Exercise instructions: Using the entries that follow, state how many lines contain the word "every". The response is that number and nothing more.

┌─ Material

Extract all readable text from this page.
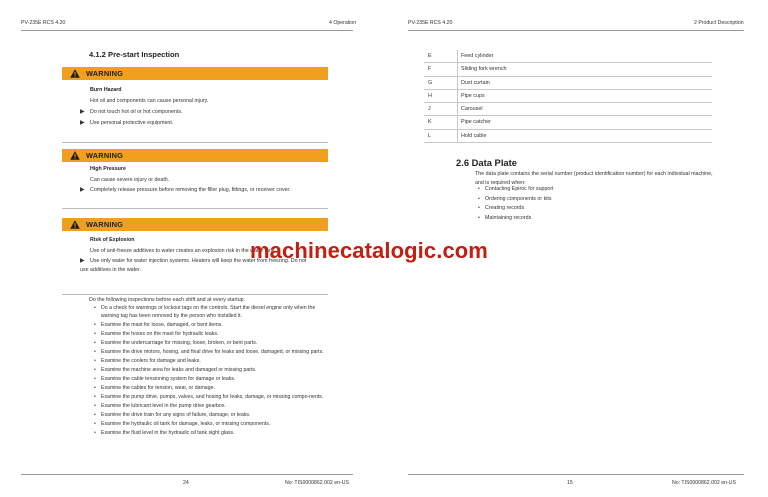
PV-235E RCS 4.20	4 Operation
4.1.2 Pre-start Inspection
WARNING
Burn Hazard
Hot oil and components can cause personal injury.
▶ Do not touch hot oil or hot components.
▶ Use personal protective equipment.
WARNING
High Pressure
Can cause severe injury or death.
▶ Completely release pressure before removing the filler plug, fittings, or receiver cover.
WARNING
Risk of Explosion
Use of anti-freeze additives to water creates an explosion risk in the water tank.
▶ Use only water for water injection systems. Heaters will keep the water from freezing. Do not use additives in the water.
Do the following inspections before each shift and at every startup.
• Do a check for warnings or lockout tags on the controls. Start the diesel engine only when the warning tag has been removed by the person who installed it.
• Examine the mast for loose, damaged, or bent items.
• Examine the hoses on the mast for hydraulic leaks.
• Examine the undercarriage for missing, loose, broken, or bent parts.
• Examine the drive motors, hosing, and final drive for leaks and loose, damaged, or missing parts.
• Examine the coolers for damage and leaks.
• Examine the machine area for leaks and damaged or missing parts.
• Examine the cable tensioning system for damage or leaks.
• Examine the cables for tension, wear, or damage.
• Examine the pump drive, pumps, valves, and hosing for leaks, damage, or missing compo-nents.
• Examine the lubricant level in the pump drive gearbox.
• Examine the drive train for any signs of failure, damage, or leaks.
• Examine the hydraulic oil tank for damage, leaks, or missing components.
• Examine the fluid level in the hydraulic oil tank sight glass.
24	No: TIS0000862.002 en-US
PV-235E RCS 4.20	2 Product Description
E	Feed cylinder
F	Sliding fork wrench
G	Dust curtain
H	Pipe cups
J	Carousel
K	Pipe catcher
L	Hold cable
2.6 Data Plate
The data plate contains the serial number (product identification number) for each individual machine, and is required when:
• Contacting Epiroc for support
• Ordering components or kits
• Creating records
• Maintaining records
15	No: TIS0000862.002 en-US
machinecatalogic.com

└─
┌─ Material

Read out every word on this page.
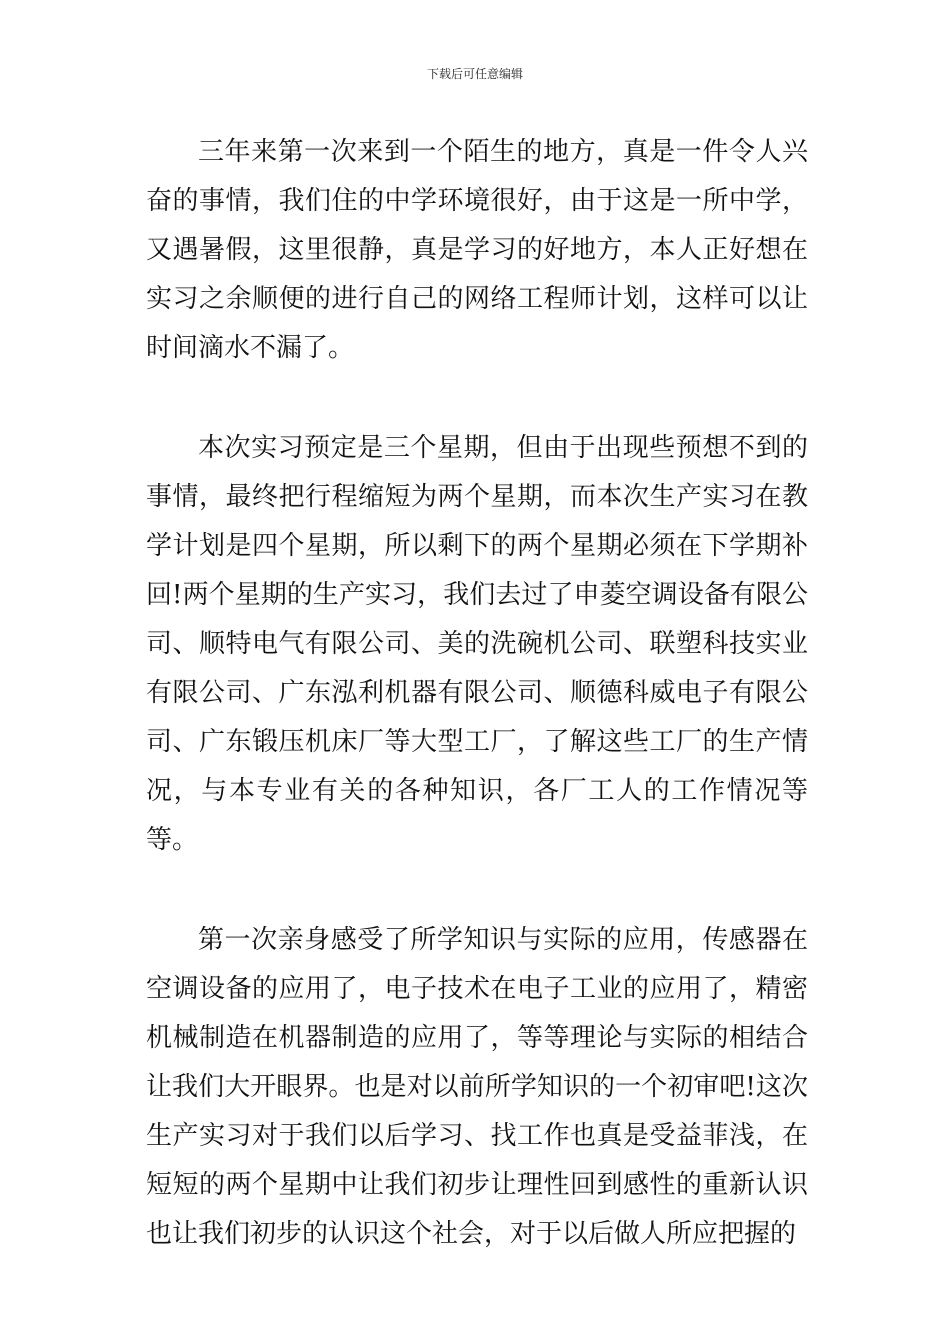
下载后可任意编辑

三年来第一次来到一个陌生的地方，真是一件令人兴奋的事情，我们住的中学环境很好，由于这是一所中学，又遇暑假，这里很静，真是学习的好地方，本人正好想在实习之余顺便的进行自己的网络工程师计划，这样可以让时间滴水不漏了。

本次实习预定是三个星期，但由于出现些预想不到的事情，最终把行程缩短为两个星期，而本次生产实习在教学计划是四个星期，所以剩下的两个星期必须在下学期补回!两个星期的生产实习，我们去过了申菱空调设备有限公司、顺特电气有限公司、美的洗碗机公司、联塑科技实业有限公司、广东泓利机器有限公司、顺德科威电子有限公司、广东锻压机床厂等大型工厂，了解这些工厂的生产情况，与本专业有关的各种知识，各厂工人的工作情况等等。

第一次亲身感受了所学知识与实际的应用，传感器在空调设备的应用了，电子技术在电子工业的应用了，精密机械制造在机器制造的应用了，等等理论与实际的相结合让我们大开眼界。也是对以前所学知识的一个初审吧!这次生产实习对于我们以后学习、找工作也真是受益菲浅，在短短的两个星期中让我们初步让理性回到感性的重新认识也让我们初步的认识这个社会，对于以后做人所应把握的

└─
┌─ Material

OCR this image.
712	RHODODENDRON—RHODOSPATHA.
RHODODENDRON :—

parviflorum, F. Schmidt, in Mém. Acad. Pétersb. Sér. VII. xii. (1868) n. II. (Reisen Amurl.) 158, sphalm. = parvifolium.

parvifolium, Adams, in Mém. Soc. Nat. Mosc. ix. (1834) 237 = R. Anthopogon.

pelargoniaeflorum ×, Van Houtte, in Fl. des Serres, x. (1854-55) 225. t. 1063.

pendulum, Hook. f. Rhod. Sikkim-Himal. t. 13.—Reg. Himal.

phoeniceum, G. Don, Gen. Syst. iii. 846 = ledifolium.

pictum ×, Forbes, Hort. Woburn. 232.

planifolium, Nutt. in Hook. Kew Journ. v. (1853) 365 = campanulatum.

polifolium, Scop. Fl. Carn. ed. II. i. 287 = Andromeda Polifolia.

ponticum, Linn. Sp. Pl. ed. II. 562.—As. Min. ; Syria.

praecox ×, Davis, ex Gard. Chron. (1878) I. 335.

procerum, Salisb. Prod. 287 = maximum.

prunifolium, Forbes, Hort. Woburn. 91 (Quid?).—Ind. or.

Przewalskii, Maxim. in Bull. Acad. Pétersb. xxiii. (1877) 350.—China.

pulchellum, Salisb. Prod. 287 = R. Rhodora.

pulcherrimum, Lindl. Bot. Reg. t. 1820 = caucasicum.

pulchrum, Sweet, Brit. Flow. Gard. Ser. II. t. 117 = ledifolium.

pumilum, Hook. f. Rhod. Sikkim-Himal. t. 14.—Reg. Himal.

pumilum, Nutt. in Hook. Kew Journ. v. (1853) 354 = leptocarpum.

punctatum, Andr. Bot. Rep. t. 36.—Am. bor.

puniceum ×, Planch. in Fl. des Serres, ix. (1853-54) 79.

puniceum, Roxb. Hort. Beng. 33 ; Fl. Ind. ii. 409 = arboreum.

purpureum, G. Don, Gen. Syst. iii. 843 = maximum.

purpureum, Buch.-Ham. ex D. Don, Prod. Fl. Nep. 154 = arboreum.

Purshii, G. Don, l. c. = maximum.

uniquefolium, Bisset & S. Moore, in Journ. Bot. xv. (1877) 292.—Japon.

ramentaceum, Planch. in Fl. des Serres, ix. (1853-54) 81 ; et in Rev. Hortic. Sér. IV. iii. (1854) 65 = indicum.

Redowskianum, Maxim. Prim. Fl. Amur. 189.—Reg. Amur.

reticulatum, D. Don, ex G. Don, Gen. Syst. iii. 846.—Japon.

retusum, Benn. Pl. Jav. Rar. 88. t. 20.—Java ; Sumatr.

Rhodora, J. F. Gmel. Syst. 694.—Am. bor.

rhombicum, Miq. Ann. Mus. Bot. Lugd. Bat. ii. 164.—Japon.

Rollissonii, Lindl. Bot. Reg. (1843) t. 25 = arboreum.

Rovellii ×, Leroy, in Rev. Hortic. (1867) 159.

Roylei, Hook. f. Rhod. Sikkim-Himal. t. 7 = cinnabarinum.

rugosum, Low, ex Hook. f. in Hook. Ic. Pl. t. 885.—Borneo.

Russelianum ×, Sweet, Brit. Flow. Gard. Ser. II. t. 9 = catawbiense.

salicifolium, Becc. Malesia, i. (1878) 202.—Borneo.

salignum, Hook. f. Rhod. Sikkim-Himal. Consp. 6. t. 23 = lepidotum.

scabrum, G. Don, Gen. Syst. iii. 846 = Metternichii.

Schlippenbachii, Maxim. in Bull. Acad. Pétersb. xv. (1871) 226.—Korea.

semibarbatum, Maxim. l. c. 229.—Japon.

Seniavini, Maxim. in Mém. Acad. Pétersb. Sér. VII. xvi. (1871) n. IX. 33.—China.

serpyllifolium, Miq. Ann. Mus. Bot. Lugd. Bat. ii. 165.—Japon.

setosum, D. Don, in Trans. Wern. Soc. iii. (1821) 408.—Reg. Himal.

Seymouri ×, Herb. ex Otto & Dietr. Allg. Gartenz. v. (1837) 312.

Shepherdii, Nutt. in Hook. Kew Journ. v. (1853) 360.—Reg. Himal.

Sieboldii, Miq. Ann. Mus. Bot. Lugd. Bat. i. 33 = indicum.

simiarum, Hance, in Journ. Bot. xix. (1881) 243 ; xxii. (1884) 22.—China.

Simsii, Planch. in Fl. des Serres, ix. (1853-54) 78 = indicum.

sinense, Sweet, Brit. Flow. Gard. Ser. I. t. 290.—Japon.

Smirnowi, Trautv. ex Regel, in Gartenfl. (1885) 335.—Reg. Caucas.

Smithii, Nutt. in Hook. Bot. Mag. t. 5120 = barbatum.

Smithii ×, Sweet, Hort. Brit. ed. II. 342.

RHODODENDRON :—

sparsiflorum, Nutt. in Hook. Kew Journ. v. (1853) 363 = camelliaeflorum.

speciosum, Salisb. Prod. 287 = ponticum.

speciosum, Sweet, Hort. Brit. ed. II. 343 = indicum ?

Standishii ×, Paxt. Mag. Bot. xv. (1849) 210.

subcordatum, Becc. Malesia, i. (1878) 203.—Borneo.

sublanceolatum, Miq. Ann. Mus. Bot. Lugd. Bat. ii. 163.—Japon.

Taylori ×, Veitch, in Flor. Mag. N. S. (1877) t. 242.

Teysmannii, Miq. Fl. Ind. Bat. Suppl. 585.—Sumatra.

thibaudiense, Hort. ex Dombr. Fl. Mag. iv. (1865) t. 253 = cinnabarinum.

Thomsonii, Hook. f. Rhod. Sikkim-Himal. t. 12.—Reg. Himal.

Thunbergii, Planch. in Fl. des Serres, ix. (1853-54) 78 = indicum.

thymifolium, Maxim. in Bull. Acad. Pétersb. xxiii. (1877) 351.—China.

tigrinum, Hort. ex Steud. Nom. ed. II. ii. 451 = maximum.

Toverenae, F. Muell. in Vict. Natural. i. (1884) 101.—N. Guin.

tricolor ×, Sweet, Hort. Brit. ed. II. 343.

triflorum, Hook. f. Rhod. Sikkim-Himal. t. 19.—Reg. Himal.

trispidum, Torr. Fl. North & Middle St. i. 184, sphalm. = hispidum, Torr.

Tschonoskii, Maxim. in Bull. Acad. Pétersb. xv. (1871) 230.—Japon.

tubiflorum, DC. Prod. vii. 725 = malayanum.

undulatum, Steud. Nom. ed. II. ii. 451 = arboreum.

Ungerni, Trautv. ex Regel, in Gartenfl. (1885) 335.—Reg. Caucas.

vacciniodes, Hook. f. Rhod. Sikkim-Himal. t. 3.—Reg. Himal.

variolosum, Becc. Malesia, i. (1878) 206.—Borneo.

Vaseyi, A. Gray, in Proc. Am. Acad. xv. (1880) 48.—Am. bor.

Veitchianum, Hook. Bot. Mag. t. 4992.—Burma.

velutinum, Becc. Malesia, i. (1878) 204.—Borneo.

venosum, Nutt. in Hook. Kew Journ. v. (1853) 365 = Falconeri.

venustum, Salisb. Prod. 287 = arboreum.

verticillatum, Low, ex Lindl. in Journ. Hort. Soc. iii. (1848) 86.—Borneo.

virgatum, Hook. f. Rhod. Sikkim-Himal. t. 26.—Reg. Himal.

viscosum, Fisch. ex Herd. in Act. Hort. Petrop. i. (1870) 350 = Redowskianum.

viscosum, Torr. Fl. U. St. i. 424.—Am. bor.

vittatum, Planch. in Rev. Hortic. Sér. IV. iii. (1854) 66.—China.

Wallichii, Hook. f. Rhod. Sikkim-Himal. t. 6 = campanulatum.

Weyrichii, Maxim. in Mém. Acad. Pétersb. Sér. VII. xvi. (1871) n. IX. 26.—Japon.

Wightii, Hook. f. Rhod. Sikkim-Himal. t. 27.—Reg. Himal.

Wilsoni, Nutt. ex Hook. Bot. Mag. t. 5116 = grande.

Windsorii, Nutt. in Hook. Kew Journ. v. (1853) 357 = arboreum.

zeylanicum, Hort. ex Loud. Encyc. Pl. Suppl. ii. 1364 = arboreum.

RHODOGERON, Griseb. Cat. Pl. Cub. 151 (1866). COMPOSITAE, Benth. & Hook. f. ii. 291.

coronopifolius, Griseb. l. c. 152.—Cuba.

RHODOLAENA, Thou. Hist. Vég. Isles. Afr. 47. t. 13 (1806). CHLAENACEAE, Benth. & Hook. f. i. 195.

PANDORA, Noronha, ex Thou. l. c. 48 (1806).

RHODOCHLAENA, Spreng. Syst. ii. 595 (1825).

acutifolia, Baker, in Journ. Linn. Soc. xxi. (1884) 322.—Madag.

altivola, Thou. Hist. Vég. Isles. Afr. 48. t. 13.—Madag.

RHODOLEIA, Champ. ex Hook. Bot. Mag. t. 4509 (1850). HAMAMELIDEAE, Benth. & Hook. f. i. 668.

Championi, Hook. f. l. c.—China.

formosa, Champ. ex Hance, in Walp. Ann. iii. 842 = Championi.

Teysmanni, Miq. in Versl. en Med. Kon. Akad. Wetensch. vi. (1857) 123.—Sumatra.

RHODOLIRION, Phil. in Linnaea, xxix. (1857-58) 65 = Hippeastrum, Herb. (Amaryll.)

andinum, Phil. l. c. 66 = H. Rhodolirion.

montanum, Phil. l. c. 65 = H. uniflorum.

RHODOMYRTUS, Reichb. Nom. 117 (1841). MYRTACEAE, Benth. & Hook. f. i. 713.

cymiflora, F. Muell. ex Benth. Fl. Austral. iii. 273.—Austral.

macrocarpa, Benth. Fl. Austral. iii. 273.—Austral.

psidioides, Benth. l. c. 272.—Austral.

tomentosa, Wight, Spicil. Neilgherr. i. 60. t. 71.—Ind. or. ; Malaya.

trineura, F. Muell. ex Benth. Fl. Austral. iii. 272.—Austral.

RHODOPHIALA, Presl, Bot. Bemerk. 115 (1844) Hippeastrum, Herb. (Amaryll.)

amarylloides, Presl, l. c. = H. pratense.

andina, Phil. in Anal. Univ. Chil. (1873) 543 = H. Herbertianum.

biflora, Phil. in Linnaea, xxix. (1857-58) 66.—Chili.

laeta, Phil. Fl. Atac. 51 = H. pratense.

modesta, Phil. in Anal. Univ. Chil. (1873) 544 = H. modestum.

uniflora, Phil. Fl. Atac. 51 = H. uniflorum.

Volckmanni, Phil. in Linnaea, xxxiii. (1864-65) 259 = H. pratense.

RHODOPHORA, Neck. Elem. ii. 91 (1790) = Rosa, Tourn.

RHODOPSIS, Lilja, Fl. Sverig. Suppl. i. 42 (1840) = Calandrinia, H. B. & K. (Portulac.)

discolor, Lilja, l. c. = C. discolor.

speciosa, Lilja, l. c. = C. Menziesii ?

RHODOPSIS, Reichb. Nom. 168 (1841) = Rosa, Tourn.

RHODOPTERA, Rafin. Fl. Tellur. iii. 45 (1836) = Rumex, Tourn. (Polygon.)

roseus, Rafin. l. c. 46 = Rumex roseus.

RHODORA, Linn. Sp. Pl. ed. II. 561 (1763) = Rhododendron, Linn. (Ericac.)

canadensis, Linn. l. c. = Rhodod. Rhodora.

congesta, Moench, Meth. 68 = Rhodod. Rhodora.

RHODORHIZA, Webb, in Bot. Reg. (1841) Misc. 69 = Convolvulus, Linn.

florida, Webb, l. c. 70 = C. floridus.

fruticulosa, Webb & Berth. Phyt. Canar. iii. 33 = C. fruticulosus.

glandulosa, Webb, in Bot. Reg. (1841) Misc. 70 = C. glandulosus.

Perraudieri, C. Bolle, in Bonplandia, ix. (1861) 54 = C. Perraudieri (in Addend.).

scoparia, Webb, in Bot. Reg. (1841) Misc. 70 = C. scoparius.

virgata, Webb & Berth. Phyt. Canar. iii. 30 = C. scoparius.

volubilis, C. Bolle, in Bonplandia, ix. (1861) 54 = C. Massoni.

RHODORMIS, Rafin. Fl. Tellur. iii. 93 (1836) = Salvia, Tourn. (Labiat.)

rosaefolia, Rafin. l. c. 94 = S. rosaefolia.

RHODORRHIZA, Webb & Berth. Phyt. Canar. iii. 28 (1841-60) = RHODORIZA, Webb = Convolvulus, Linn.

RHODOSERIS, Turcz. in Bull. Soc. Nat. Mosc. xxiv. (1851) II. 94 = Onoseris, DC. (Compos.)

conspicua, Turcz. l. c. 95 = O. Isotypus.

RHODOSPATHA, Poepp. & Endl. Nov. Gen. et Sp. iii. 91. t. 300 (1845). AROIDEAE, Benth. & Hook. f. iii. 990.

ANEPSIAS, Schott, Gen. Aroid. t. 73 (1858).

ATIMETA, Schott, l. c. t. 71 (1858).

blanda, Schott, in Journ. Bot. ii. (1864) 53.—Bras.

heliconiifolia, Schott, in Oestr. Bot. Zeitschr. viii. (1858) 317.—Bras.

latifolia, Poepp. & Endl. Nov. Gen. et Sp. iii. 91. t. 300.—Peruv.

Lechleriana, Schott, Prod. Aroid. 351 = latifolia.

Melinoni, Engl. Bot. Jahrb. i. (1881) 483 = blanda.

└─

Correct result: 2